## GIVEN TASK
List each line of the data that holds the string "ylabel", please.

-----

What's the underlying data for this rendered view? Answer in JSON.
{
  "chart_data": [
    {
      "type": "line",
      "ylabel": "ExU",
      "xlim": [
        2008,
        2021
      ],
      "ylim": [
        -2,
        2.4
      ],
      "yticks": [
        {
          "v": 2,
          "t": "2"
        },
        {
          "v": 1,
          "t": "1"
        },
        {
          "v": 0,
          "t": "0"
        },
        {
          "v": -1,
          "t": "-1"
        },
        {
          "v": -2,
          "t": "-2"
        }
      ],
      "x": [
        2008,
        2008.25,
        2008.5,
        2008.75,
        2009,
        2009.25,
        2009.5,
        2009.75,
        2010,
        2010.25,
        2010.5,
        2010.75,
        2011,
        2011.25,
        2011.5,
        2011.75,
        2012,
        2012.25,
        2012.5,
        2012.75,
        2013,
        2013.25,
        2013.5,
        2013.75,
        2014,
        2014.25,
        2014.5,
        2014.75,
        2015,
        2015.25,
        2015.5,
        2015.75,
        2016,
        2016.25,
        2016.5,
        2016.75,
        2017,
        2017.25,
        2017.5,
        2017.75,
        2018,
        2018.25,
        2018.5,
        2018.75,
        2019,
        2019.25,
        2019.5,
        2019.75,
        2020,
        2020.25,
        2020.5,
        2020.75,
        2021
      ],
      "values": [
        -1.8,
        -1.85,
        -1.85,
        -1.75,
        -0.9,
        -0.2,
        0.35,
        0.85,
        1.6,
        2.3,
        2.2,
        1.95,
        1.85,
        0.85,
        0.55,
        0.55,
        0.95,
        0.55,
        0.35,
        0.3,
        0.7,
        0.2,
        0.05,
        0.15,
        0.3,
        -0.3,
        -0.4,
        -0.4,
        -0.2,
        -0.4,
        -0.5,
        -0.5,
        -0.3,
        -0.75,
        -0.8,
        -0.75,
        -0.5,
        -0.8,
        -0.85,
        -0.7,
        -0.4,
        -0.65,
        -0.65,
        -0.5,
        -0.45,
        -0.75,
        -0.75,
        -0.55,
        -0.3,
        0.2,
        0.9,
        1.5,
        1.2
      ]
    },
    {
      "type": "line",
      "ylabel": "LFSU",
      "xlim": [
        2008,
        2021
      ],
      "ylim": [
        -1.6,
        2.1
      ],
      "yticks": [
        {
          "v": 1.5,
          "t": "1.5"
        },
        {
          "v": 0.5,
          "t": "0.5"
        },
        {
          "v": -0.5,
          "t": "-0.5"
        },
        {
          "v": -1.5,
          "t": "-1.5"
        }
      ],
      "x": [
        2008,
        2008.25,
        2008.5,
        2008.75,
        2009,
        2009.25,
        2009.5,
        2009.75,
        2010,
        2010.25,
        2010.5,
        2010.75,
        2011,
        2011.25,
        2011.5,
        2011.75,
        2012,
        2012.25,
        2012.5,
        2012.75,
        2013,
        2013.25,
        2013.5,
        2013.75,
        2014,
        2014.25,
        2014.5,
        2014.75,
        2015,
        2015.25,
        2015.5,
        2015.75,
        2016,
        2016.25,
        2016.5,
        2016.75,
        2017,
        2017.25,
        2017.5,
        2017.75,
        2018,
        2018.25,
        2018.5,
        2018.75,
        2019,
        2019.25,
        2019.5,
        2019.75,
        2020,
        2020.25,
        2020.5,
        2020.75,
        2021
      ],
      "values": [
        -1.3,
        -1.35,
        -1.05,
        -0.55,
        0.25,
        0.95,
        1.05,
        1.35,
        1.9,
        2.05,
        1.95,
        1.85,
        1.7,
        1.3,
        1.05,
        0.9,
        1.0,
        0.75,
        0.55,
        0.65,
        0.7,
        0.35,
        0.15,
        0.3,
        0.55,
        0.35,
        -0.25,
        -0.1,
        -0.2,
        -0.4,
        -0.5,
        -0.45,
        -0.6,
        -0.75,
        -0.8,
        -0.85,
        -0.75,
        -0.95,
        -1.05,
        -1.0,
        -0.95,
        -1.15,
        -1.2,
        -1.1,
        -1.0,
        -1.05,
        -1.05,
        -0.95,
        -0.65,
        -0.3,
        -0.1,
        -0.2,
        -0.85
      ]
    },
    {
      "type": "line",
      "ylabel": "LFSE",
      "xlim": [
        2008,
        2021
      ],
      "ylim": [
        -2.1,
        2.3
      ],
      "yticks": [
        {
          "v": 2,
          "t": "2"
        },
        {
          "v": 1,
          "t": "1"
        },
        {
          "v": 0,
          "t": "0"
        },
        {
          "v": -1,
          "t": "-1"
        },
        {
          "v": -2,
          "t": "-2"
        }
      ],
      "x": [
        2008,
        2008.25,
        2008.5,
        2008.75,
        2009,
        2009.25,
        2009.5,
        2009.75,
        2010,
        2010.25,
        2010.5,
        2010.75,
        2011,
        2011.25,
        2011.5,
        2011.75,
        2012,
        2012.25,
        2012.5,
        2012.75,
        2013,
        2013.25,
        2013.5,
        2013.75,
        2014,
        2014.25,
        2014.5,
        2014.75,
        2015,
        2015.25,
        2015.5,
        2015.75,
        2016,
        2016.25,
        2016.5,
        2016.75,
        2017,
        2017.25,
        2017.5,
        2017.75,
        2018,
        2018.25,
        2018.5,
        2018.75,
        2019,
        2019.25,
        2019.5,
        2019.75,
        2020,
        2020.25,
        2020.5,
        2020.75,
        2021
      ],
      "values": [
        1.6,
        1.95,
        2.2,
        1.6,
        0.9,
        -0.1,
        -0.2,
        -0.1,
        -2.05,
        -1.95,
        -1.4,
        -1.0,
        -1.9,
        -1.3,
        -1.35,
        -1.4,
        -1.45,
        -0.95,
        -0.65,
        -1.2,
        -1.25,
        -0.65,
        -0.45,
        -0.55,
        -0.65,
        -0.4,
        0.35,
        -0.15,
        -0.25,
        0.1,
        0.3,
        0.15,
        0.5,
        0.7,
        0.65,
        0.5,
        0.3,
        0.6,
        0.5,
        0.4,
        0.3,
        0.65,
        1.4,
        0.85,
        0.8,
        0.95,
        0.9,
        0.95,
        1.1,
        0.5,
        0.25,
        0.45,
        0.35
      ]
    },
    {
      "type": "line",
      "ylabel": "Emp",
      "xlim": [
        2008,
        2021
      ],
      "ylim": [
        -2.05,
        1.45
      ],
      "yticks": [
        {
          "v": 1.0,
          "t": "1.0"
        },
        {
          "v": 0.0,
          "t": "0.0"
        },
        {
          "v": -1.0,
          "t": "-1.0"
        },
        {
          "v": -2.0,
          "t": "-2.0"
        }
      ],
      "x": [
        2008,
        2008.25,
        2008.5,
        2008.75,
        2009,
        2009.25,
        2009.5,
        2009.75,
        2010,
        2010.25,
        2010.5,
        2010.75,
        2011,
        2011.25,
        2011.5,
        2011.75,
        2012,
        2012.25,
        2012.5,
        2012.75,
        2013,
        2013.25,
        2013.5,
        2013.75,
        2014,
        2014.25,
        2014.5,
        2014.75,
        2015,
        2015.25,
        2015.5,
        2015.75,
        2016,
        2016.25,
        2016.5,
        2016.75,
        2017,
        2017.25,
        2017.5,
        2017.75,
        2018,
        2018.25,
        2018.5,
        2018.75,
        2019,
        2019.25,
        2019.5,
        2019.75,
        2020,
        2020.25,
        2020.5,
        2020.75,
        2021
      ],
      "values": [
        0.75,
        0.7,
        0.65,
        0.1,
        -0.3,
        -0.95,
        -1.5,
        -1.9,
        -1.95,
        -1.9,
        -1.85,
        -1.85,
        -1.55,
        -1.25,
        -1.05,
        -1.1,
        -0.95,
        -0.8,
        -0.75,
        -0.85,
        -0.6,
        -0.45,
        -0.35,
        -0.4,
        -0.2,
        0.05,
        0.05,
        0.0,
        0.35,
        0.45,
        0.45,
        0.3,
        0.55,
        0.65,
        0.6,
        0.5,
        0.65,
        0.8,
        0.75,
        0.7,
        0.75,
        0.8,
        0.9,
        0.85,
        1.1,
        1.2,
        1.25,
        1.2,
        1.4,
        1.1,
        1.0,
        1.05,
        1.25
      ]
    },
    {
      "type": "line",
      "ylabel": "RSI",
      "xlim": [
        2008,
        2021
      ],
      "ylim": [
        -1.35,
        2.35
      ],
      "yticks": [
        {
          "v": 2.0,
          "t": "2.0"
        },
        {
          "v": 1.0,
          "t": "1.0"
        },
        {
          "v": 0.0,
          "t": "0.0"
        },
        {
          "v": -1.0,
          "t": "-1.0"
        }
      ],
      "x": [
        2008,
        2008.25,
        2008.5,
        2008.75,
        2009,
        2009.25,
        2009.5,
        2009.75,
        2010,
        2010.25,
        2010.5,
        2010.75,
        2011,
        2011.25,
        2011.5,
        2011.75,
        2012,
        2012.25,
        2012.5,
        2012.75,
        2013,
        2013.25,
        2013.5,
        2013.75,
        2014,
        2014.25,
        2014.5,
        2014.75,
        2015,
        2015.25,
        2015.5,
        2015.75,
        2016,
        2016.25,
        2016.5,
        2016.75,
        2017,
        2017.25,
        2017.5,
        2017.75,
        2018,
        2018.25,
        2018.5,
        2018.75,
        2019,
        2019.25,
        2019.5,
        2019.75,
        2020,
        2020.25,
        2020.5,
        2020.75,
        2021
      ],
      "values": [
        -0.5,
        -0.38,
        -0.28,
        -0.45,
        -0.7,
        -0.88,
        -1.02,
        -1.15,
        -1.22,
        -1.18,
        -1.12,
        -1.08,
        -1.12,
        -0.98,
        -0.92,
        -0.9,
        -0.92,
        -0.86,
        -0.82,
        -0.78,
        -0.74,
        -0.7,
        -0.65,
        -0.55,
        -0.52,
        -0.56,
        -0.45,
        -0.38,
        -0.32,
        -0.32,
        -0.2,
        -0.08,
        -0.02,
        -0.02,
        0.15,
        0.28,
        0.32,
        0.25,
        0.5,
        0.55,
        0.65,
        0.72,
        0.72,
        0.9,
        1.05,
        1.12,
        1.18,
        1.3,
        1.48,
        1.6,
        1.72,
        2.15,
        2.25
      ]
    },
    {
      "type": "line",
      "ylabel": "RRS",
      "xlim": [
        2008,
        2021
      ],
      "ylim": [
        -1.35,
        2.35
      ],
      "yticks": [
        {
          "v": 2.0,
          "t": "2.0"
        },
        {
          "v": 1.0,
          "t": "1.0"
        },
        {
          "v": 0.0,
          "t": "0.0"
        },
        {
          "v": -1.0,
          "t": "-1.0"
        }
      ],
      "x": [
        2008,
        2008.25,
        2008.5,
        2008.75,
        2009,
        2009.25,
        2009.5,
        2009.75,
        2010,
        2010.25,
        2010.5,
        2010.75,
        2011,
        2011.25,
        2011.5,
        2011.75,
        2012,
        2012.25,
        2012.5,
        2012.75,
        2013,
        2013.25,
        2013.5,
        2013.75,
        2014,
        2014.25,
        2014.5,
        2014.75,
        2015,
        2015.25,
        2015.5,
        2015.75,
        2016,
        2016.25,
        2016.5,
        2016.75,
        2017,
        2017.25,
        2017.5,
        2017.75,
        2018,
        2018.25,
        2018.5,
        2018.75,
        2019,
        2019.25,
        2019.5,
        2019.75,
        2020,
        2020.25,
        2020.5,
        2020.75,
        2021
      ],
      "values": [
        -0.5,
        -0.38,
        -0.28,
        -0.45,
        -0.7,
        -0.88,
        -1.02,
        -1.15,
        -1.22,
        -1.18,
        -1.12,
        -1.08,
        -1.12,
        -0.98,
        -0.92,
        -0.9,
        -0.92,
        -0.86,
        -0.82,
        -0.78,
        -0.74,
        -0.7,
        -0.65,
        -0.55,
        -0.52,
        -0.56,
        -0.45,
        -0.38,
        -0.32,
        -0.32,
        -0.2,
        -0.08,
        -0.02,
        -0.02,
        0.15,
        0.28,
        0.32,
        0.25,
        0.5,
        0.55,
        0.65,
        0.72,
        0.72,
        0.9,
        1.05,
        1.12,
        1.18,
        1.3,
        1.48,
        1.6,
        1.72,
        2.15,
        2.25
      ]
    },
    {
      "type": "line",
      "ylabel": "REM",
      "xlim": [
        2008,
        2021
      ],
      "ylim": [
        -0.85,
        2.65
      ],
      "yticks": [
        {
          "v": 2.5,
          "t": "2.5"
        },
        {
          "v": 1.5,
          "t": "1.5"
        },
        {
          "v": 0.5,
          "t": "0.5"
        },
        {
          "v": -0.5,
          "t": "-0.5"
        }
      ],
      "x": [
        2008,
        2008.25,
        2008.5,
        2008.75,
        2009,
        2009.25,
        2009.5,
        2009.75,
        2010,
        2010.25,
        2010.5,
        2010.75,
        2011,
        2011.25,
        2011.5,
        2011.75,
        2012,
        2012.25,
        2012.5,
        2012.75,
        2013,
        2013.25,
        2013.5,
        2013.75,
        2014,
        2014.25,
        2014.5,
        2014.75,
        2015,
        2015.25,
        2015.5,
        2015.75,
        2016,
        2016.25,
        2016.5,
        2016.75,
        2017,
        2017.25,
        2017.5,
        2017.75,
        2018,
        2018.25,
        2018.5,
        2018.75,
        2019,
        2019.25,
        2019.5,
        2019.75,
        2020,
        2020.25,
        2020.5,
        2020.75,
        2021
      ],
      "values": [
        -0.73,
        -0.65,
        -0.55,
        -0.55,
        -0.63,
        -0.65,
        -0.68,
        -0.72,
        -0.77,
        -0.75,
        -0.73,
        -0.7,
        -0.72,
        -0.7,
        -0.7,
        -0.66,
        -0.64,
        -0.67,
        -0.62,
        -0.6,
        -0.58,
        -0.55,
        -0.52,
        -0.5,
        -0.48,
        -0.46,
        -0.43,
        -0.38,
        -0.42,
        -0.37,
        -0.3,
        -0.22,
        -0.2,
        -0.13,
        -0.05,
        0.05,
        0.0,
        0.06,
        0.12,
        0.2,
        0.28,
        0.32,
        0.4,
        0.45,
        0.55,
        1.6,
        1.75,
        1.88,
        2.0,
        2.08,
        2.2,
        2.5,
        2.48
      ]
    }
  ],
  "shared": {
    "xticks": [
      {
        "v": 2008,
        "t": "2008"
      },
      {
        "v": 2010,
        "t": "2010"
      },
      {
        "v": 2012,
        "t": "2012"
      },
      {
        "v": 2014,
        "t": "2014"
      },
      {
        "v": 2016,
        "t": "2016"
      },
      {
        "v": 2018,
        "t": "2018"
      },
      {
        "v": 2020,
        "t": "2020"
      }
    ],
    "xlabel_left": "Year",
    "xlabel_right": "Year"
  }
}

-----

## SOLUTION TO THIS PROBLEM
      "ylabel": "ExU",
      "ylabel": "LFSU",
      "ylabel": "LFSE",
      "ylabel": "Emp",
      "ylabel": "RSI",
      "ylabel": "RRS",
      "ylabel": "REM",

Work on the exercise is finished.